→ **Exercise brief**
Identify the lines holding "this" and copy them.

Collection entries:
— begin —
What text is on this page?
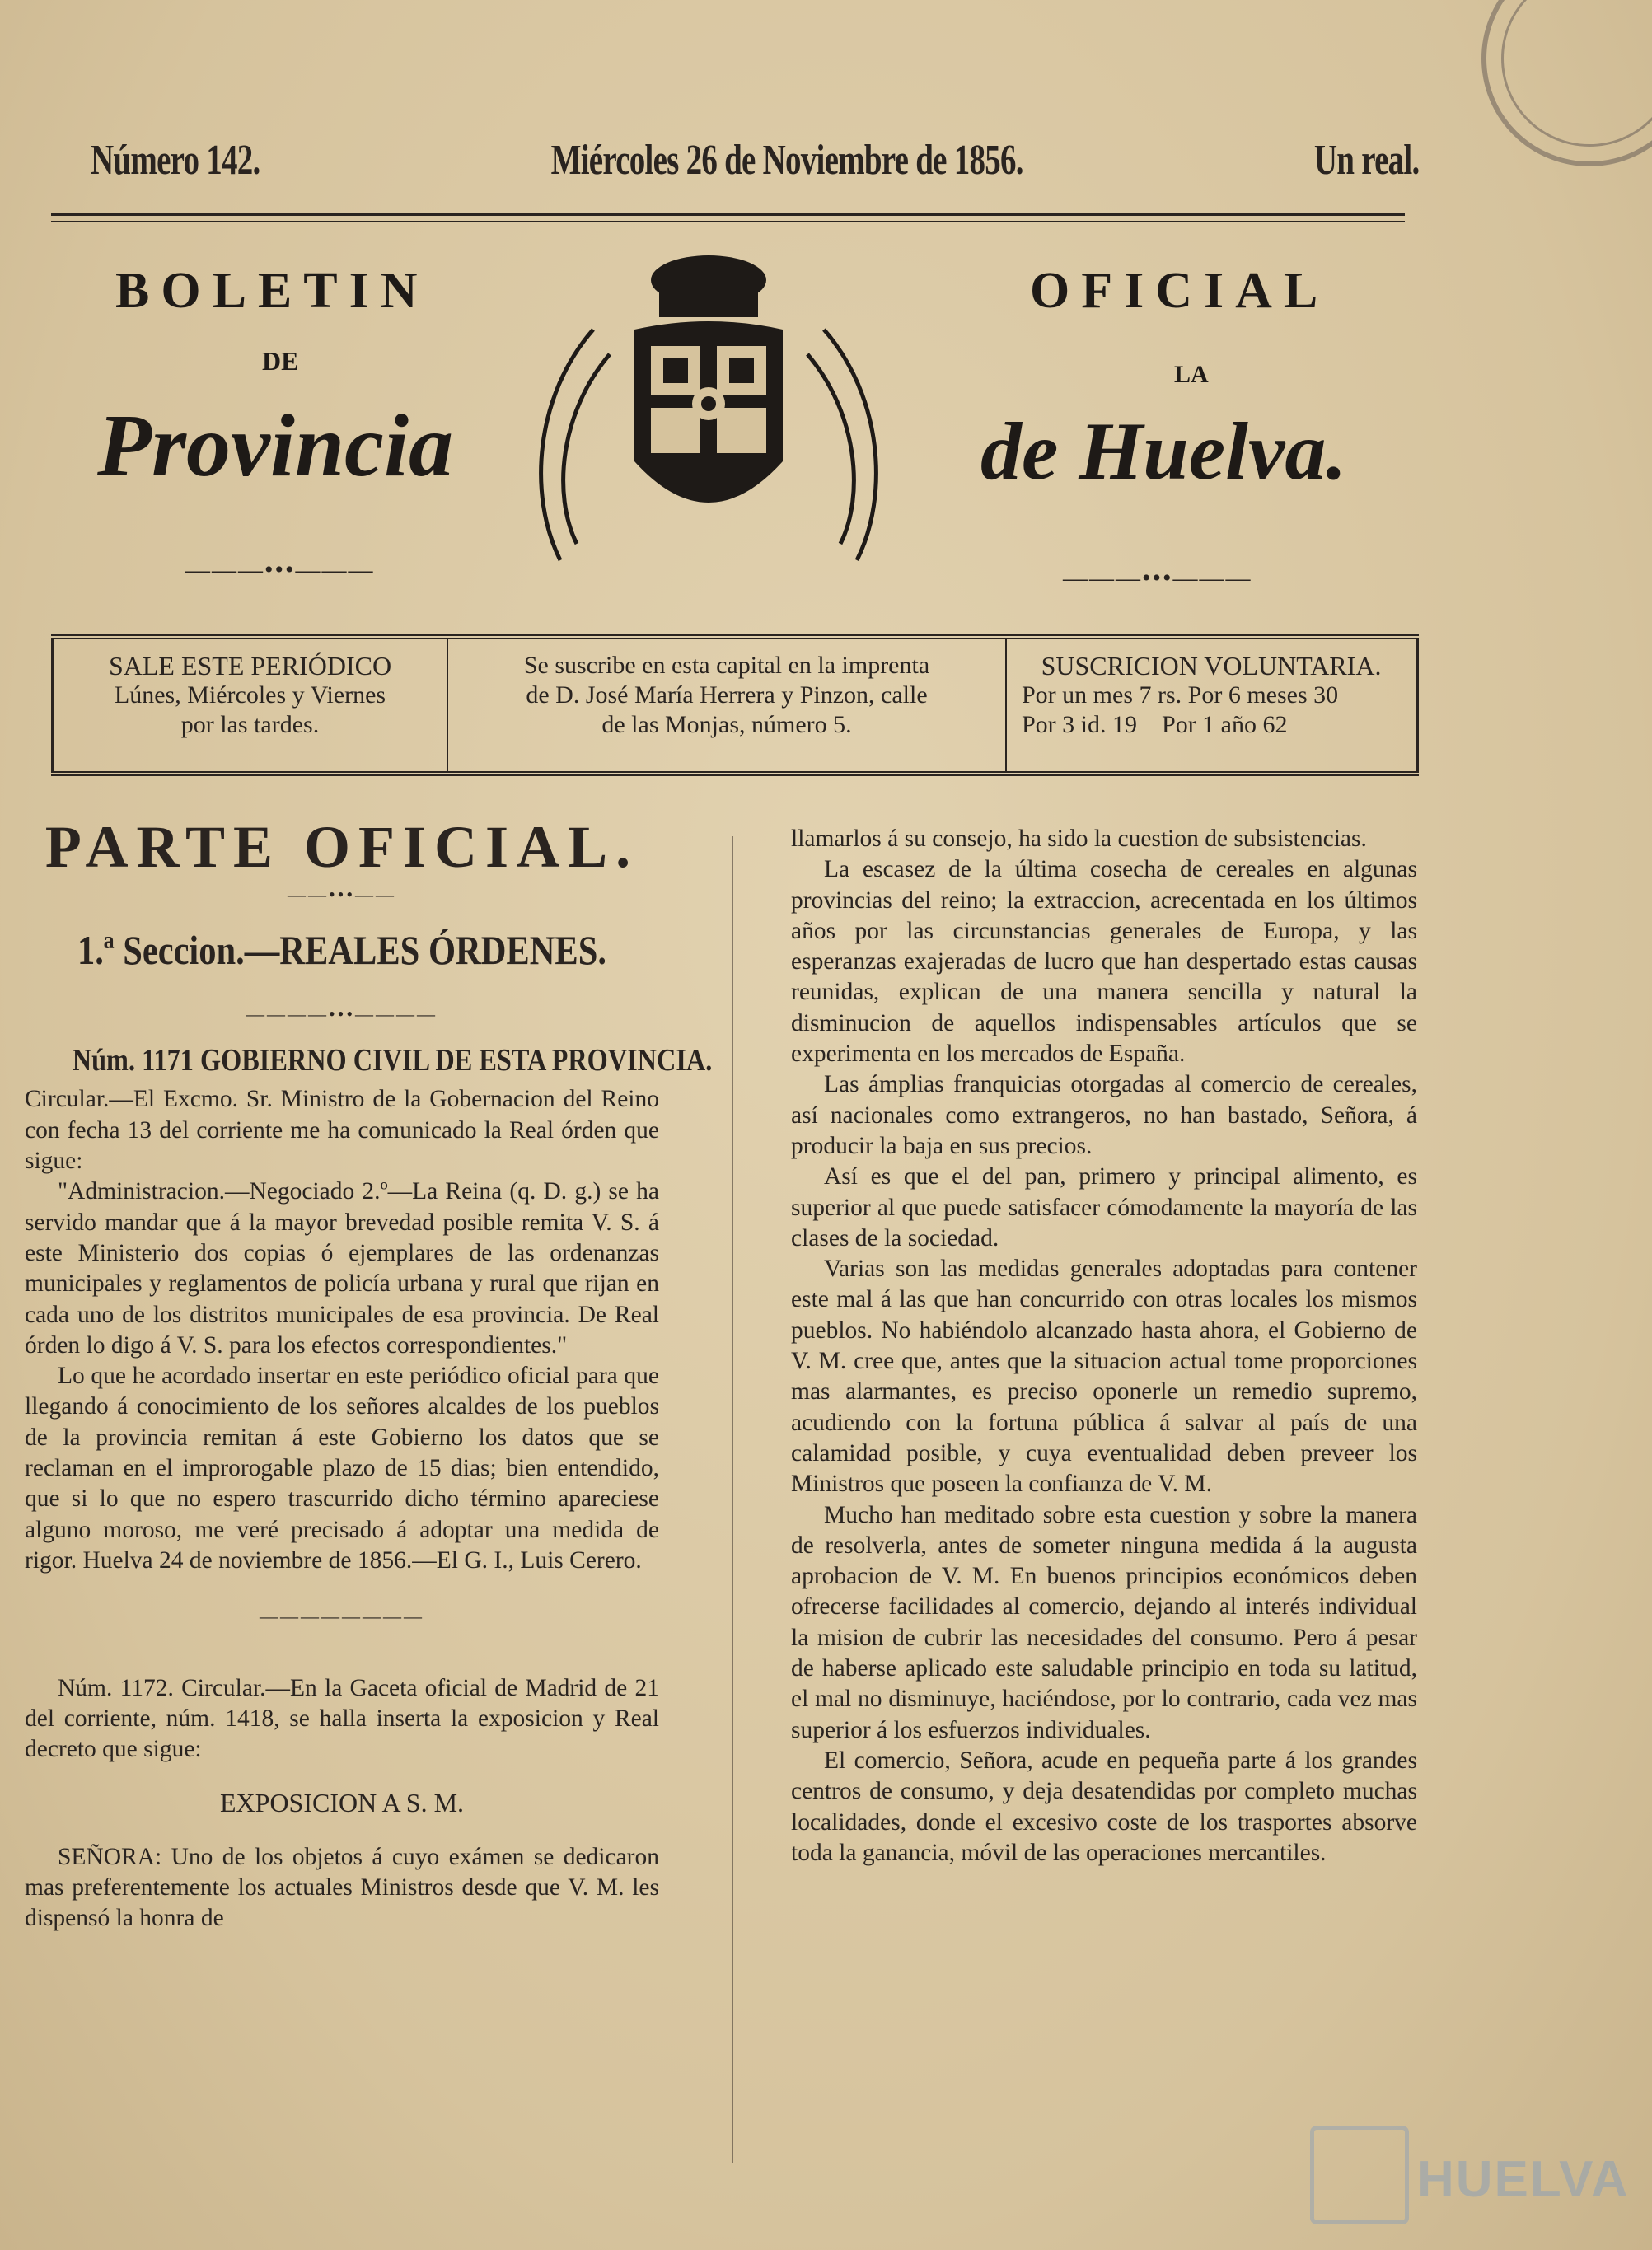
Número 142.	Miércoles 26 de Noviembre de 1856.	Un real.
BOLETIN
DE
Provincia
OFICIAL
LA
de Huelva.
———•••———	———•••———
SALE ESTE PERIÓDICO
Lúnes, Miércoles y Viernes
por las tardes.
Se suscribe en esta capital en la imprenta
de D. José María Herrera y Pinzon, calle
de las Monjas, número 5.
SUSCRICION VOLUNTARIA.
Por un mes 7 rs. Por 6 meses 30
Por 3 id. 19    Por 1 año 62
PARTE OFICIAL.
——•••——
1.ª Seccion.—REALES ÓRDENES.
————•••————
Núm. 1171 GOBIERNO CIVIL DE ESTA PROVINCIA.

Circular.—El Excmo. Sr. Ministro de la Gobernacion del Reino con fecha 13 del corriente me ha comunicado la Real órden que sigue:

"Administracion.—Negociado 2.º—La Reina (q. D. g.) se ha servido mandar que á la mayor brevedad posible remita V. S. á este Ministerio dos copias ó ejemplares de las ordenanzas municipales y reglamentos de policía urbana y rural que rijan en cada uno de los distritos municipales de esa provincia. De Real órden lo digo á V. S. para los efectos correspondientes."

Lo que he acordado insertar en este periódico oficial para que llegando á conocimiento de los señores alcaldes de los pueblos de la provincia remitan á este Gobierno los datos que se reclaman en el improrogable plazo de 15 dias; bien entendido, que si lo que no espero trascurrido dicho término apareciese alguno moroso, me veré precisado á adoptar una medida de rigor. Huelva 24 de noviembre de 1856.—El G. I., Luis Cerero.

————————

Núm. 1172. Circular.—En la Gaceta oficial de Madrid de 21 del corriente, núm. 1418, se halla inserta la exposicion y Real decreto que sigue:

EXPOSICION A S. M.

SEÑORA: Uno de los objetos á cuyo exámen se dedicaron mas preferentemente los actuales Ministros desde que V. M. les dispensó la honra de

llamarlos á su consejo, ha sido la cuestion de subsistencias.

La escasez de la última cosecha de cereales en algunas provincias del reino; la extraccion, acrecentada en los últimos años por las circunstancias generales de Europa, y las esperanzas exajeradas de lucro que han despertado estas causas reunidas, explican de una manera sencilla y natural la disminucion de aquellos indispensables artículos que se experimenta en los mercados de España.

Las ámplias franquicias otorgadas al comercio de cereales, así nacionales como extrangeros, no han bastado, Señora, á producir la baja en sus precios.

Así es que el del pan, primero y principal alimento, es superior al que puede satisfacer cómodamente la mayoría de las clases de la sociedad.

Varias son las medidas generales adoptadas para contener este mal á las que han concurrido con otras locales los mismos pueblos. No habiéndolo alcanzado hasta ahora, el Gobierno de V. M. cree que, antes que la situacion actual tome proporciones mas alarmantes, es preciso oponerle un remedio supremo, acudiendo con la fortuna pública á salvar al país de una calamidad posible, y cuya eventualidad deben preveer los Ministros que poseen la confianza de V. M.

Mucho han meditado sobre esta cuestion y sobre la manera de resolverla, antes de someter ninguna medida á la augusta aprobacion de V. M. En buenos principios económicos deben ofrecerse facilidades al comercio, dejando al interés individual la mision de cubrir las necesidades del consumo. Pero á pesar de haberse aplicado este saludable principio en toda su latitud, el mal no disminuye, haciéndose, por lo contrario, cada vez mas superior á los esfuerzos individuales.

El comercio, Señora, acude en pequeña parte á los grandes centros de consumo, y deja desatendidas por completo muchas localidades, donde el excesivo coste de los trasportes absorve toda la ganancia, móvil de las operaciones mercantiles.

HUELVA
— end —
— begin —
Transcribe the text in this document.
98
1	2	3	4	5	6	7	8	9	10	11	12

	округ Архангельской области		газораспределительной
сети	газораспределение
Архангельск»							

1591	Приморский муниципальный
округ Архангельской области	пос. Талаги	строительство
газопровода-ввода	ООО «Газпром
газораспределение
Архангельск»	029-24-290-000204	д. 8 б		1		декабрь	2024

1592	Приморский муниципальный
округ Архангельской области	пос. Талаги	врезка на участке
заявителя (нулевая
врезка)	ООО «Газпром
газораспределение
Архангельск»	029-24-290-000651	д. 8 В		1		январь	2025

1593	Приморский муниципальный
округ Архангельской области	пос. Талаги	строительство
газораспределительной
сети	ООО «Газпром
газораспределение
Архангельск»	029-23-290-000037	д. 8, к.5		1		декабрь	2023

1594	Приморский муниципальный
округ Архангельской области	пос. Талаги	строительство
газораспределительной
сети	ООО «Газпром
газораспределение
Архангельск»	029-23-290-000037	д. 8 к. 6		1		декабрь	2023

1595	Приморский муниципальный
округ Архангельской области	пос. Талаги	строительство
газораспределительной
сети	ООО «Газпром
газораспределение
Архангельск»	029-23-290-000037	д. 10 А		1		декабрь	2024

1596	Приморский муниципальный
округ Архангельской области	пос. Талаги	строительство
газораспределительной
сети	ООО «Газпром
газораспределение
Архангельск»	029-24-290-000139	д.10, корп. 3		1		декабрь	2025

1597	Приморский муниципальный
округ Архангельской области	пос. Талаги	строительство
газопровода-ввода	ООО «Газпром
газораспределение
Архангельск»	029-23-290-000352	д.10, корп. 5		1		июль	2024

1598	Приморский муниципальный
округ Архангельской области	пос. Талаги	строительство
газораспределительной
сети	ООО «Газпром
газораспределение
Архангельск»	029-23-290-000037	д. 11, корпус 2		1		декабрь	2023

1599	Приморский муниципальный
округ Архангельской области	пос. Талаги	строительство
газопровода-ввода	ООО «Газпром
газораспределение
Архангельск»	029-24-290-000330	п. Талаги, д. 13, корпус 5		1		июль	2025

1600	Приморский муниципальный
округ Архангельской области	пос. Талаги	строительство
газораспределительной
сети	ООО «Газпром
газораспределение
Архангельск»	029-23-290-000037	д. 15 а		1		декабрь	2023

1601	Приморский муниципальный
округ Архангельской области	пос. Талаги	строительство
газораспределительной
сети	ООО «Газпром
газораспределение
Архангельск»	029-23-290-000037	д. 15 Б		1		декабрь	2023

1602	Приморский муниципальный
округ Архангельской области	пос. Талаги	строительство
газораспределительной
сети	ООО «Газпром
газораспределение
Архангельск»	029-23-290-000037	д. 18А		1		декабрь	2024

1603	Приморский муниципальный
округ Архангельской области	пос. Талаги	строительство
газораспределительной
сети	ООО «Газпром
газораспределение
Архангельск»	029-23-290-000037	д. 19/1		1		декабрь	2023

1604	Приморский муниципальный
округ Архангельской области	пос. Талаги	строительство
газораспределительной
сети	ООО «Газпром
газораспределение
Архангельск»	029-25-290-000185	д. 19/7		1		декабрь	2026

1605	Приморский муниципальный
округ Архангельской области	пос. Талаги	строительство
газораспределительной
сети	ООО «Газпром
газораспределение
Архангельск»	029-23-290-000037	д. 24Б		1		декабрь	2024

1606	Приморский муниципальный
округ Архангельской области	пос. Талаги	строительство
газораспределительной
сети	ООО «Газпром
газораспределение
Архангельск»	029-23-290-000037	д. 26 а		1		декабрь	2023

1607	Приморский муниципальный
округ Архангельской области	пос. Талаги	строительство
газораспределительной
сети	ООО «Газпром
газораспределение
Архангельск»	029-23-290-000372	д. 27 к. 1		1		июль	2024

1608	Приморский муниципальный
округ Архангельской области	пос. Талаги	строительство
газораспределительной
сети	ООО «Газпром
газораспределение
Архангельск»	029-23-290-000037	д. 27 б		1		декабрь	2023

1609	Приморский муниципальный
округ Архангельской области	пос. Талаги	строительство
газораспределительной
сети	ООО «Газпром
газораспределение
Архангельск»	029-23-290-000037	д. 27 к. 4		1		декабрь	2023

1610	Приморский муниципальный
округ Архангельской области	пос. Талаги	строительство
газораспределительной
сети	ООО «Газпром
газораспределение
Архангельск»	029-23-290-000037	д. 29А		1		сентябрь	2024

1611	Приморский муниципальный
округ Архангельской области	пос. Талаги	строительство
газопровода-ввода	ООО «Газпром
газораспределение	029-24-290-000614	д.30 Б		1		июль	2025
— end —
— begin —
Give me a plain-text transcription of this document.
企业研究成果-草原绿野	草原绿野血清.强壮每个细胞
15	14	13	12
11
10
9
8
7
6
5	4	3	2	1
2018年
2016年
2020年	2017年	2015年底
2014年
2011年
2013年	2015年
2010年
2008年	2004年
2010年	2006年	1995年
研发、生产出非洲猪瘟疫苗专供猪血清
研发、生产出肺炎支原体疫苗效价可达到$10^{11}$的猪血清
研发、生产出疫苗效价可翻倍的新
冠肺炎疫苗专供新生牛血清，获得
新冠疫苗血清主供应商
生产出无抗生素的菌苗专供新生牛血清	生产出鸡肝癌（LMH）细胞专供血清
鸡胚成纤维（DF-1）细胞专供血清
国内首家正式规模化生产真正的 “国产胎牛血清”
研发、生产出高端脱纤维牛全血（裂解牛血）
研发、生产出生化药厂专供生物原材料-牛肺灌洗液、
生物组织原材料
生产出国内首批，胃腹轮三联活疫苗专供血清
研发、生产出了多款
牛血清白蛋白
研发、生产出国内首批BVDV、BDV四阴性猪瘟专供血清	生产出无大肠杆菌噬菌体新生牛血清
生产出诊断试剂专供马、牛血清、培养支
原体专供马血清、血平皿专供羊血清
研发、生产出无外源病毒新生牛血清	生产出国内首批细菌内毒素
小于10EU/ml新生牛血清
— end —
→ **Answer below**
What text is on this page?
Transcribe the text in this document.
Give me a plain-text transcription of this document.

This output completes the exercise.